* **Supplied data**:
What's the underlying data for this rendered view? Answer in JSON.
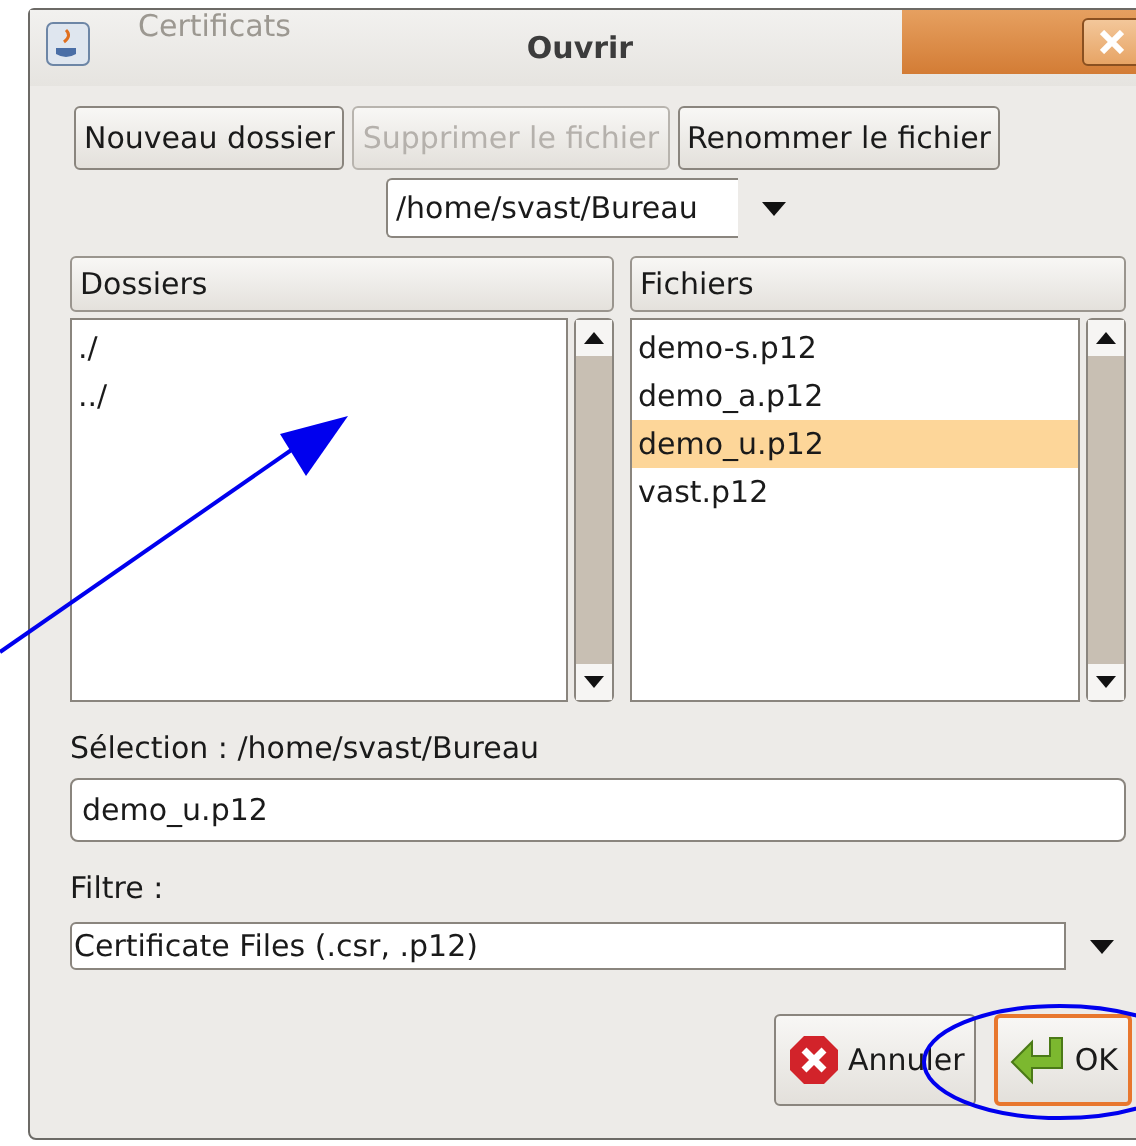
{
  "background_window": {
    "title": "Certificats"
  },
  "dialog": {
    "title": "Ouvrir"
  },
  "toolbar_buttons": [
    {
      "label": "Nouveau dossier",
      "disabled": false
    },
    {
      "label": "Supprimer le fichier",
      "disabled": true
    },
    {
      "label": "Renommer le fichier",
      "disabled": false
    }
  ],
  "path_combo": {
    "value": "/home/svast/Bureau"
  },
  "folders": {
    "header": "Dossiers",
    "items": [
      {
        "name": "./",
        "selected": false
      },
      {
        "name": "../",
        "selected": false
      }
    ]
  },
  "files": {
    "header": "Fichiers",
    "items": [
      {
        "name": "demo-s.p12",
        "selected": false
      },
      {
        "name": "demo_a.p12",
        "selected": false
      },
      {
        "name": "demo_u.p12",
        "selected": true
      },
      {
        "name": "vast.p12",
        "selected": false
      }
    ]
  },
  "selection": {
    "label": "Sélection : /home/svast/Bureau",
    "value": "demo_u.p12"
  },
  "filter": {
    "label": "Filtre :",
    "value": "Certificate Files (.csr, .p12)"
  },
  "buttons": [
    {
      "label": "Annuler",
      "kind": "cancel",
      "default": false
    },
    {
      "label": "OK",
      "kind": "ok",
      "default": true
    }
  ]
}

* **Objective**: Copy all the entries word for word. Omit any pictures.

* **Answer to the problem**:
What's the underlying data for this rendered view? Answer in JSON.
{
  "background_window": {
    "title": "Certificats"
  },
  "dialog": {
    "title": "Ouvrir"
  },
  "toolbar_buttons": [
    {
      "label": "Nouveau dossier",
      "disabled": false
    },
    {
      "label": "Supprimer le fichier",
      "disabled": true
    },
    {
      "label": "Renommer le fichier",
      "disabled": false
    }
  ],
  "path_combo": {
    "value": "/home/svast/Bureau"
  },
  "folders": {
    "header": "Dossiers",
    "items": [
      {
        "name": "./",
        "selected": false
      },
      {
        "name": "../",
        "selected": false
      }
    ]
  },
  "files": {
    "header": "Fichiers",
    "items": [
      {
        "name": "demo-s.p12",
        "selected": false
      },
      {
        "name": "demo_a.p12",
        "selected": false
      },
      {
        "name": "demo_u.p12",
        "selected": true
      },
      {
        "name": "vast.p12",
        "selected": false
      }
    ]
  },
  "selection": {
    "label": "Sélection : /home/svast/Bureau",
    "value": "demo_u.p12"
  },
  "filter": {
    "label": "Filtre :",
    "value": "Certificate Files (.csr, .p12)"
  },
  "buttons": [
    {
      "label": "Annuler",
      "kind": "cancel",
      "default": false
    },
    {
      "label": "OK",
      "kind": "ok",
      "default": true
    }
  ]
}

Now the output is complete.